- _WHAT THE TASK ASKS_
Leave the pictures out and transcribe every record exactly.
— START EXCERPTED RECORDS —
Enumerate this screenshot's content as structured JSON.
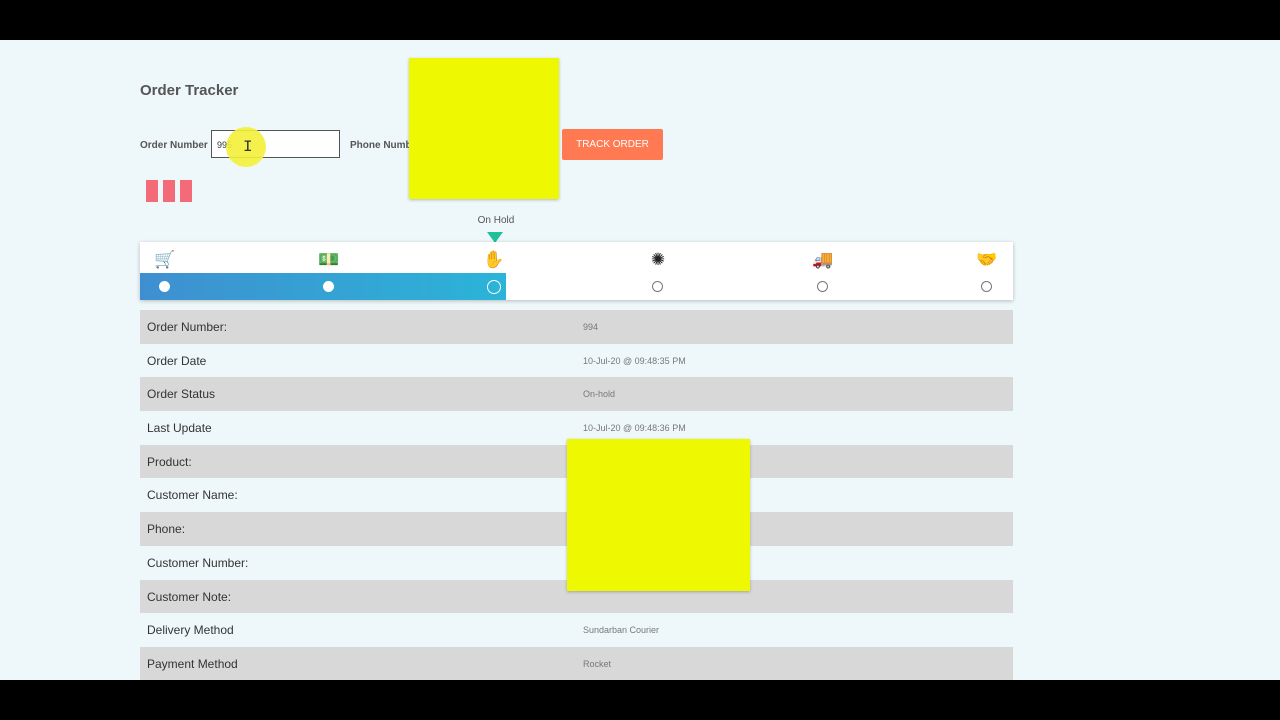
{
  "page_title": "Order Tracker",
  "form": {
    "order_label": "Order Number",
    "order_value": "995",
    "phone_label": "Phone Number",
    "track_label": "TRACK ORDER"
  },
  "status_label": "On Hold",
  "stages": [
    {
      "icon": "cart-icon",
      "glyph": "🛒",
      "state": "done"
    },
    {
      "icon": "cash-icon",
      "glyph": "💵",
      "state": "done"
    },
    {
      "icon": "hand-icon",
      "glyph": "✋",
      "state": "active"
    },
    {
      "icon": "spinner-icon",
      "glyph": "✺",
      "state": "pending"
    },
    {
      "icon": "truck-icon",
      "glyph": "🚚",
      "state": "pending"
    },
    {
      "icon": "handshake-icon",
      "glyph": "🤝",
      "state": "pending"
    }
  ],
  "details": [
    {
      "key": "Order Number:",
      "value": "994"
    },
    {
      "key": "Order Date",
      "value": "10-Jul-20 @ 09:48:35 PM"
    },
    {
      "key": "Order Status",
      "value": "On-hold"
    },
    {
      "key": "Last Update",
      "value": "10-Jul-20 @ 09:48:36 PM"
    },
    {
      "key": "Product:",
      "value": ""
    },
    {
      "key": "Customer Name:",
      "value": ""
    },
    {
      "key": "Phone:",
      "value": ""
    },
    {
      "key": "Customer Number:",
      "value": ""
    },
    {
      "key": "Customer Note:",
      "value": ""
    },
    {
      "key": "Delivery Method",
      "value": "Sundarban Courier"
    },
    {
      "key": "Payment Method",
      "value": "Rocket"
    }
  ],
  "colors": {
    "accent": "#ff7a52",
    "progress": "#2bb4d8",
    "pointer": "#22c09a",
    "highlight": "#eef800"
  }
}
— END EXCERPTED RECORDS —
- _WRITTEN ANSWER_
Enumerate this screenshot's content as structured JSON.
{
  "page_title": "Order Tracker",
  "form": {
    "order_label": "Order Number",
    "order_value": "995",
    "phone_label": "Phone Number",
    "track_label": "TRACK ORDER"
  },
  "status_label": "On Hold",
  "stages": [
    {
      "icon": "cart-icon",
      "glyph": "🛒",
      "state": "done"
    },
    {
      "icon": "cash-icon",
      "glyph": "💵",
      "state": "done"
    },
    {
      "icon": "hand-icon",
      "glyph": "✋",
      "state": "active"
    },
    {
      "icon": "spinner-icon",
      "glyph": "✺",
      "state": "pending"
    },
    {
      "icon": "truck-icon",
      "glyph": "🚚",
      "state": "pending"
    },
    {
      "icon": "handshake-icon",
      "glyph": "🤝",
      "state": "pending"
    }
  ],
  "details": [
    {
      "key": "Order Number:",
      "value": "994"
    },
    {
      "key": "Order Date",
      "value": "10-Jul-20 @ 09:48:35 PM"
    },
    {
      "key": "Order Status",
      "value": "On-hold"
    },
    {
      "key": "Last Update",
      "value": "10-Jul-20 @ 09:48:36 PM"
    },
    {
      "key": "Product:",
      "value": ""
    },
    {
      "key": "Customer Name:",
      "value": ""
    },
    {
      "key": "Phone:",
      "value": ""
    },
    {
      "key": "Customer Number:",
      "value": ""
    },
    {
      "key": "Customer Note:",
      "value": ""
    },
    {
      "key": "Delivery Method",
      "value": "Sundarban Courier"
    },
    {
      "key": "Payment Method",
      "value": "Rocket"
    }
  ],
  "colors": {
    "accent": "#ff7a52",
    "progress": "#2bb4d8",
    "pointer": "#22c09a",
    "highlight": "#eef800"
  }
}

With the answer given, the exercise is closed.